Given exercise —
Pictures stay out of the copy; output exactly the lines from the one containing "What does this" through the end of the material.

The records —
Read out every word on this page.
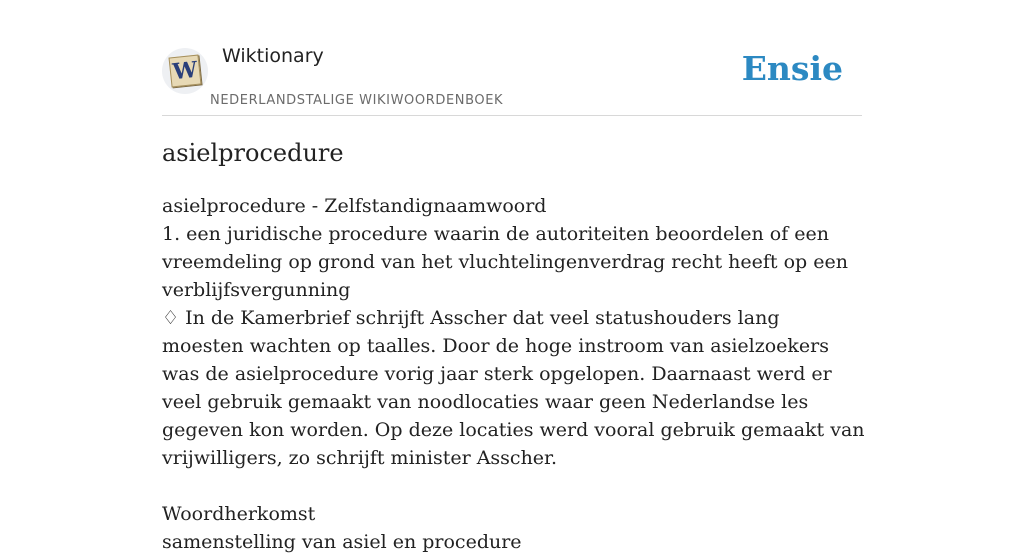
W
Wiktionary
NEDERLANDSTALIGE WIKIWOORDENBOEK
Ensie
asielprocedure

asielprocedure - Zelfstandignaamwoord

1. een juridische procedure waarin de autoriteiten beoordelen of een vreemdeling op grond van het vluchtelingenverdrag recht heeft op een verblijfsvergunning

♢ In de Kamerbrief schrijft Asscher dat veel statushouders lang moesten wachten op taalles. Door de hoge instroom van asielzoekers was de asielprocedure vorig jaar sterk opgelopen. Daarnaast werd er veel gebruik gemaakt van noodlocaties waar geen Nederlandse les gegeven kon worden. Op deze locaties werd vooral gebruik gemaakt van vrijwilligers, zo schrijft minister Asscher.

Woordherkomst

samenstelling van asiel en procedure
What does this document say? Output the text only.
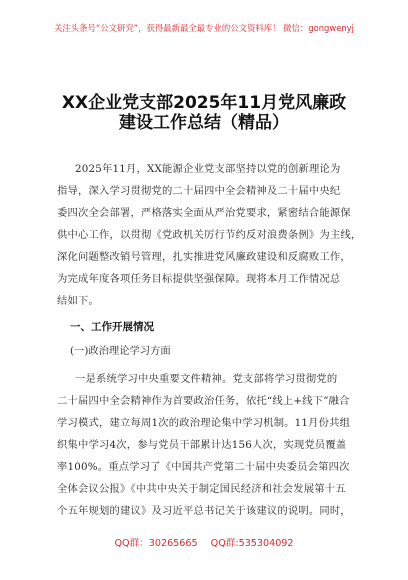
关注头条号“公文研究”，获得最新最全最专业的公文资料库！ 微信：gongwenyj
XX企业党支部2025年11月党风廉政
建设工作总结（精品）
2025年11月，XX能源企业党支部坚持以党的创新理论为
指导，深入学习贯彻党的二十届四中全会精神及二十届中央纪
委四次全会部署，严格落实全面从严治党要求，紧密结合能源保
供中心工作，以贯彻《党政机关厉行节约反对浪费条例》为主线，
深化问题整改销号管理，扎实推进党风廉政建设和反腐败工作，
为完成年度各项任务目标提供坚强保障。现将本月工作情况总
结如下。
一、工作开展情况
(一)政治理论学习方面
一是系统学习中央重要文件精神。党支部将学习贯彻党的
二十届四中全会精神作为首要政治任务，依托“线上+线下”融合
学习模式，建立每周1次的政治理论集中学习机制。11月份共组
织集中学习4次，参与党员干部累计达156人次，实现党员覆盖
率100%。重点学习了《中国共产党第二十届中央委员会第四次
全体会议公报》《中共中央关于制定国民经济和社会发展第十五
个五年规划的建议》及习近平总书记关于该建议的说明。同时，
QQ群：30265665 QQ群:535304092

Answer to the exercise —
What does this document say? Output the text only.
关注头条号“公文研究”，获得最新最全最专业的公文资料库！ 微信：gongwenyj
XX企业党支部2025年11月党风廉政
建设工作总结（精品）
2025年11月，XX能源企业党支部坚持以党的创新理论为
指导，深入学习贯彻党的二十届四中全会精神及二十届中央纪
委四次全会部署，严格落实全面从严治党要求，紧密结合能源保
供中心工作，以贯彻《党政机关厉行节约反对浪费条例》为主线，
深化问题整改销号管理，扎实推进党风廉政建设和反腐败工作，
为完成年度各项任务目标提供坚强保障。现将本月工作情况总
结如下。
一、工作开展情况
(一)政治理论学习方面
一是系统学习中央重要文件精神。党支部将学习贯彻党的
二十届四中全会精神作为首要政治任务，依托“线上+线下”融合
学习模式，建立每周1次的政治理论集中学习机制。11月份共组
织集中学习4次，参与党员干部累计达156人次，实现党员覆盖
率100%。重点学习了《中国共产党第二十届中央委员会第四次
全体会议公报》《中共中央关于制定国民经济和社会发展第十五
个五年规划的建议》及习近平总书记关于该建议的说明。同时，
QQ群：30265665 QQ群:535304092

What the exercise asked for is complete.